• **WHAT TO WORK ON**: From the entries below, count every line that contains the word "Vivamus". Please give the number and nothing else.
╔══
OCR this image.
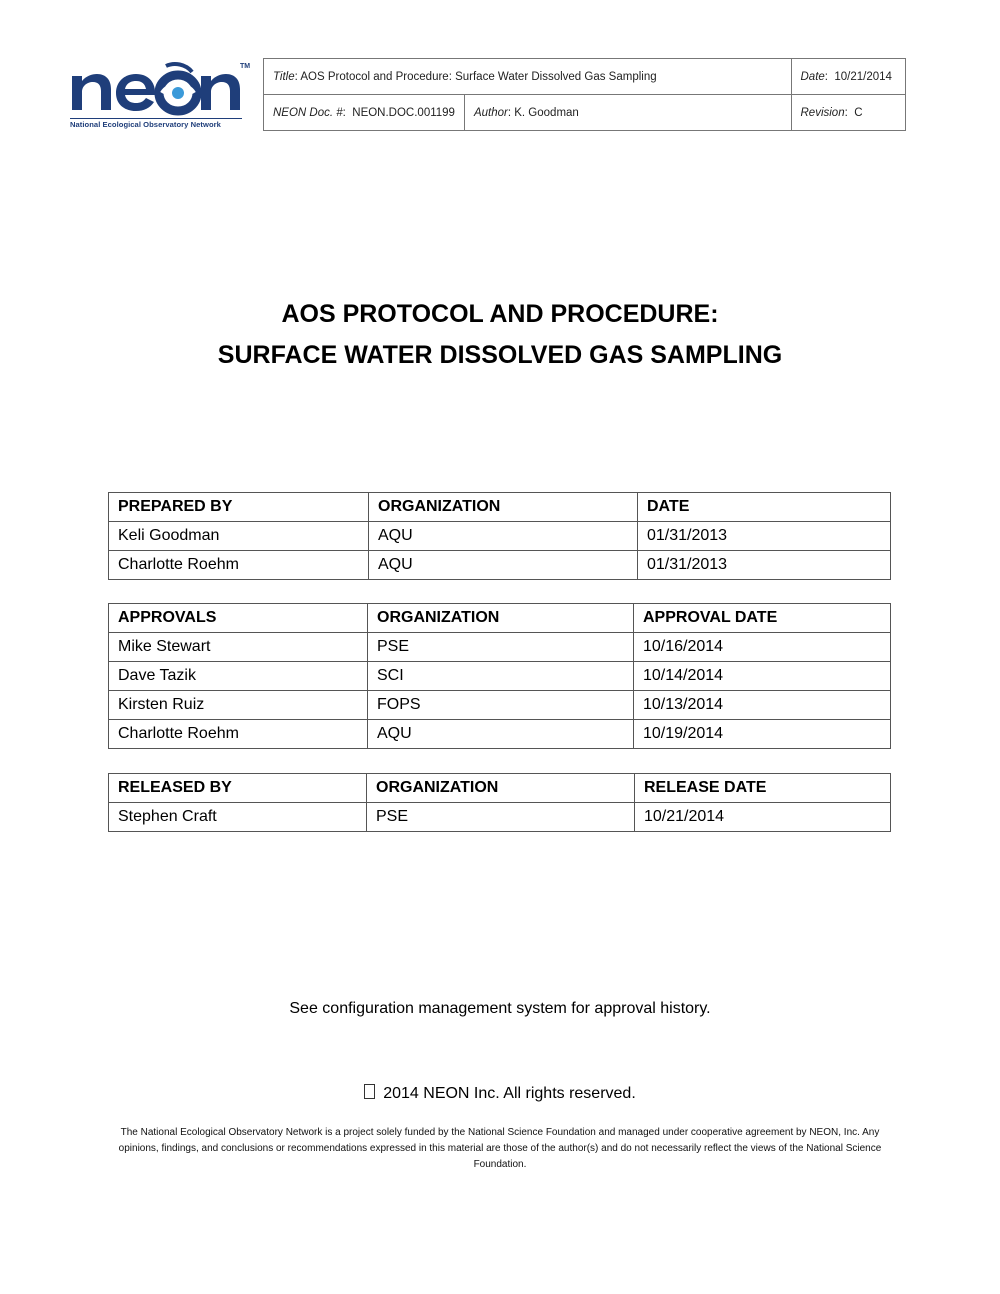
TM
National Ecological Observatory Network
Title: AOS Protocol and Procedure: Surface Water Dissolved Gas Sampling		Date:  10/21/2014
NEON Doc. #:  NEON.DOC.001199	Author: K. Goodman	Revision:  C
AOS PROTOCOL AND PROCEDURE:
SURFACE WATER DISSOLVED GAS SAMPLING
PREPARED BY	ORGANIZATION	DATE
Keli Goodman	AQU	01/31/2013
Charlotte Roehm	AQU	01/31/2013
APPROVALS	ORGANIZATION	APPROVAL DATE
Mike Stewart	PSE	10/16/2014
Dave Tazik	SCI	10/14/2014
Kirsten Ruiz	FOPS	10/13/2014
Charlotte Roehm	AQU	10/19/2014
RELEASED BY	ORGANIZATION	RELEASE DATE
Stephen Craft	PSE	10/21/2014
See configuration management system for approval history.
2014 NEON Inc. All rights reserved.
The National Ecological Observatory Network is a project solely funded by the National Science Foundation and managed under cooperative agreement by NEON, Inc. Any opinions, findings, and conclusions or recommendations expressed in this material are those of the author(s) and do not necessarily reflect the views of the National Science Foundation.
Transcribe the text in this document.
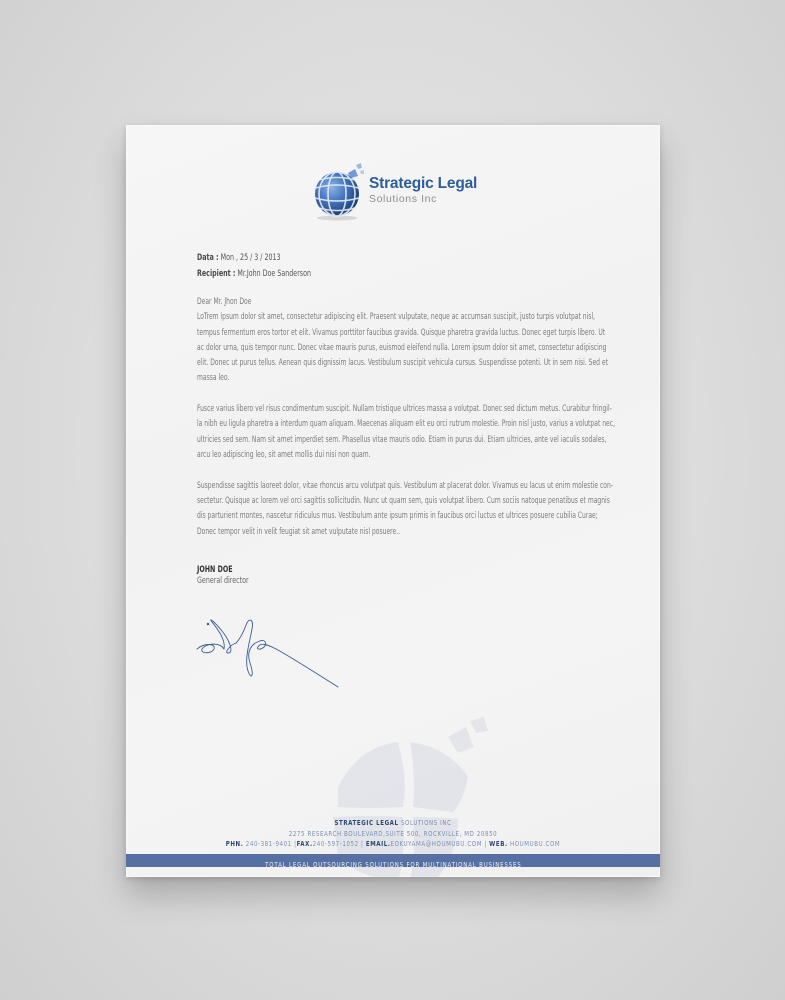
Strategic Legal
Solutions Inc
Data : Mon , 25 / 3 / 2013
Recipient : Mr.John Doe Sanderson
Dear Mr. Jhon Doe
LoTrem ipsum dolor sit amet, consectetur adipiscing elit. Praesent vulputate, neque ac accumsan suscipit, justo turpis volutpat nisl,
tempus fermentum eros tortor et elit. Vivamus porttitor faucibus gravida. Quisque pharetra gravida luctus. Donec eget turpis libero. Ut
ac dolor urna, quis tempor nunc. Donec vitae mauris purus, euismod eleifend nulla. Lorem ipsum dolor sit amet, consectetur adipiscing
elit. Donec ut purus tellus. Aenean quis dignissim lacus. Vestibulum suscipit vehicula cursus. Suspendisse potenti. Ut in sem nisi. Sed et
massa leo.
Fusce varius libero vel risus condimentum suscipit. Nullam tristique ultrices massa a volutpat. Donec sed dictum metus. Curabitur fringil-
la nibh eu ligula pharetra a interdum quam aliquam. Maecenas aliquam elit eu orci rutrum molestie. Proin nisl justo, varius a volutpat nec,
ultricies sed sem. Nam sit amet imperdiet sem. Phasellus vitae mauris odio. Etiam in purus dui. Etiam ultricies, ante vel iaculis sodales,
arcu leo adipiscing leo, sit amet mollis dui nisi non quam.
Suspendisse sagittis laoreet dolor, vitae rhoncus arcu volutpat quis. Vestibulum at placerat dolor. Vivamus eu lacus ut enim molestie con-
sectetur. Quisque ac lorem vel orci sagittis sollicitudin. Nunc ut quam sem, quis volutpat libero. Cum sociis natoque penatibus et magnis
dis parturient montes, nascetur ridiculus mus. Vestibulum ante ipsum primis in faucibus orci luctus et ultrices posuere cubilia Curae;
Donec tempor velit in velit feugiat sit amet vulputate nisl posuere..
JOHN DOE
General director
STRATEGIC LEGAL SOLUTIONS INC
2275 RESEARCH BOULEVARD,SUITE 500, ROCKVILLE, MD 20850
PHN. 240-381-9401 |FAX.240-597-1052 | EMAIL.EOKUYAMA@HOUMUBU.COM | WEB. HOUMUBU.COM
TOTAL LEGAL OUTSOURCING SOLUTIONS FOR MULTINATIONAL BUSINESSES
╚══
╔══
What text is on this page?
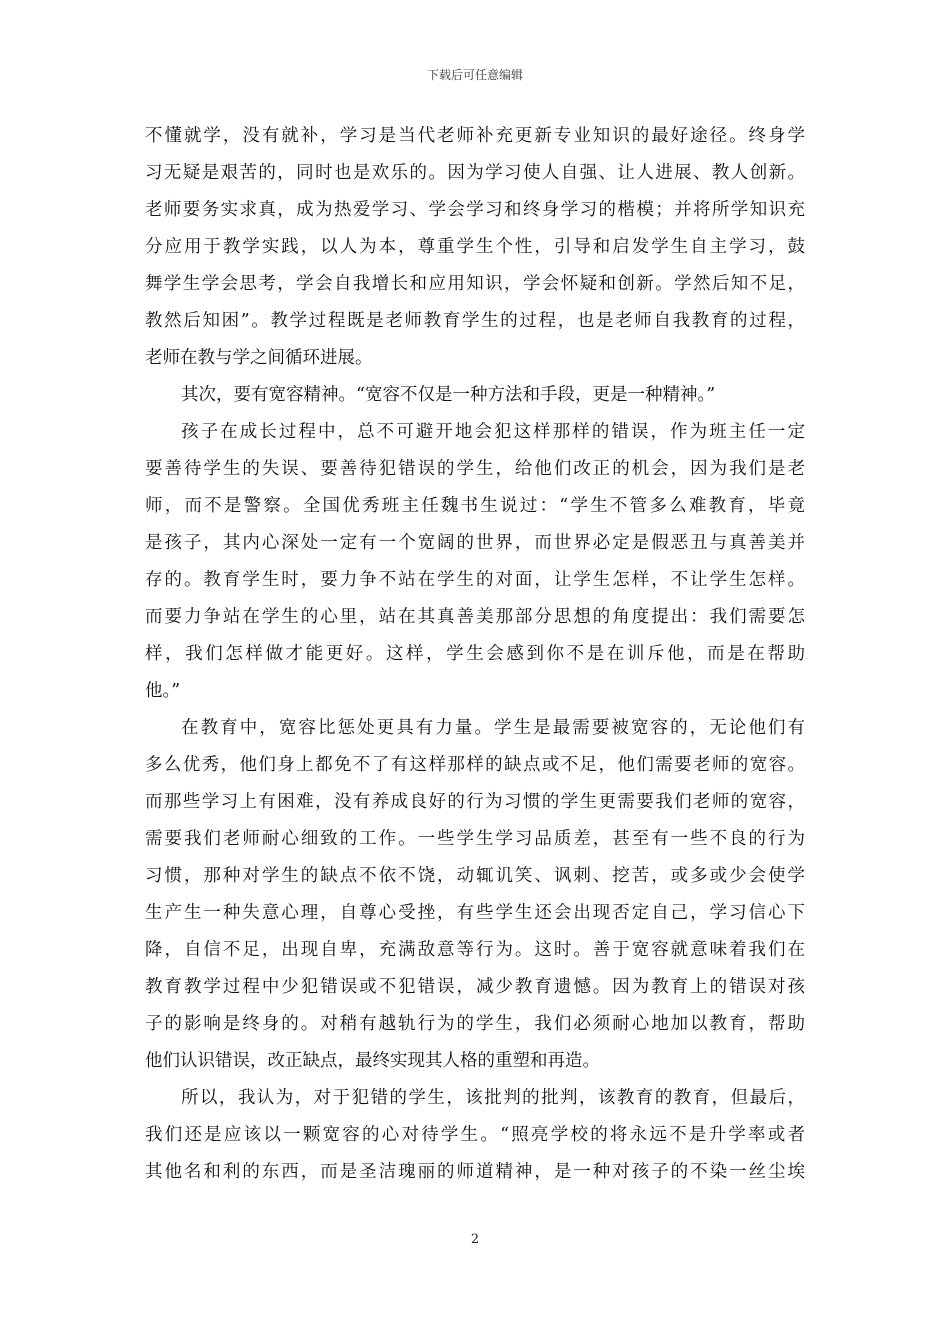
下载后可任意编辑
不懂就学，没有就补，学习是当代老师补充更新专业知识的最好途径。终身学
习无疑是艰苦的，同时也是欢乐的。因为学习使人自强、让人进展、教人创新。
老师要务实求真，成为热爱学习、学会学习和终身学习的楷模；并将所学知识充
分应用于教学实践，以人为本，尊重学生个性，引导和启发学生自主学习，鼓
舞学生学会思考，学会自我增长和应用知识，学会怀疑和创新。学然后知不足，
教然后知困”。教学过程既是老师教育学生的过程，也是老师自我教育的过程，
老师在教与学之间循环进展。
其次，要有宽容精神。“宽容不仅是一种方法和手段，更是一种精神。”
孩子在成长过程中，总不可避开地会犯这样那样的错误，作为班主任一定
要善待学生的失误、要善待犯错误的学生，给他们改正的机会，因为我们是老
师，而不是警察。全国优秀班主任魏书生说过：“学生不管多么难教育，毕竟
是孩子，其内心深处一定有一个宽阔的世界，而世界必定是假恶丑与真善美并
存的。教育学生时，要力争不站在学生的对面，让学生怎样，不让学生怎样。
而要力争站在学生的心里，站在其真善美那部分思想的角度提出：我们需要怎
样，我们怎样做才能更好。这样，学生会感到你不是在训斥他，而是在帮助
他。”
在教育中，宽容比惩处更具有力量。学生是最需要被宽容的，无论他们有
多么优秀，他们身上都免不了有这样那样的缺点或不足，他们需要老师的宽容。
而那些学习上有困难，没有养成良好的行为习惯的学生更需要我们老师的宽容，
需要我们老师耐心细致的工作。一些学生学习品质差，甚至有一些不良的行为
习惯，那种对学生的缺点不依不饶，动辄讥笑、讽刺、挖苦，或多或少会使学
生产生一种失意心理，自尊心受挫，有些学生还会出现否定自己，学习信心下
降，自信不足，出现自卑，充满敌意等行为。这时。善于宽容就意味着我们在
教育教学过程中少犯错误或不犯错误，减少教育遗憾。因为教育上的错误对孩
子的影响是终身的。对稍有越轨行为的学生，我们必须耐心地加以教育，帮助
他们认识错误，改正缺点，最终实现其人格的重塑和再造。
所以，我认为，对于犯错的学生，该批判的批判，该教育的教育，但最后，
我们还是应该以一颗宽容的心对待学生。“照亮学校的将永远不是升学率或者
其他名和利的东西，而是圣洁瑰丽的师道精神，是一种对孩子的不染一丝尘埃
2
╚══
• **FINISHED TASK**: 2